Set exercise: Pick out all lines in the listing holding the string "Zoom" and copy them.

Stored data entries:
⁂
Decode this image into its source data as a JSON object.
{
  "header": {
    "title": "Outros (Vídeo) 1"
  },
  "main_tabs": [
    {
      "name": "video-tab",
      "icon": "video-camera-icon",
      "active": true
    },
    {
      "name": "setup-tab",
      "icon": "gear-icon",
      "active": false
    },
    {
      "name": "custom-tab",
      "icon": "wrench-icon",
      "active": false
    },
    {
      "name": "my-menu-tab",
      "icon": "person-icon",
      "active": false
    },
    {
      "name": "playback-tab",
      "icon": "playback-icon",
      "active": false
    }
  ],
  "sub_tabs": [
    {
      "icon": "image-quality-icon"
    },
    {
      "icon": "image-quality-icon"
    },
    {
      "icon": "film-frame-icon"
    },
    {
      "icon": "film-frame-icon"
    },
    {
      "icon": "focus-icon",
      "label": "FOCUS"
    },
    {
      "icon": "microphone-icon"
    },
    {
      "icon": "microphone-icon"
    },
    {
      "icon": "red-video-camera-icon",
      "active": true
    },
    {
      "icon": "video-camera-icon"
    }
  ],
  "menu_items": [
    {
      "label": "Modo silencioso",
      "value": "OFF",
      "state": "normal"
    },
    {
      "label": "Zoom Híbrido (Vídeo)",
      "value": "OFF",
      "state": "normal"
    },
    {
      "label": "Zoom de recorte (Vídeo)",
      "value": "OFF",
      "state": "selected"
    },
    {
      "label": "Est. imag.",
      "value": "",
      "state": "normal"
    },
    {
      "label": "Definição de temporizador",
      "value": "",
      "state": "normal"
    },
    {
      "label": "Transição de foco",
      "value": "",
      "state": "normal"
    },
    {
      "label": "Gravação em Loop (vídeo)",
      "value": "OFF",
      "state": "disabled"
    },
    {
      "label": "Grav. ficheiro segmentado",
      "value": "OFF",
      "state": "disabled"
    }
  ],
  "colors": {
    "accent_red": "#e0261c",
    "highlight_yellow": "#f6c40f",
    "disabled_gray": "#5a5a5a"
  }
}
⁂
The solution:
      "label": "Zoom Híbrido (Vídeo)",
      "label": "Zoom de recorte (Vídeo)",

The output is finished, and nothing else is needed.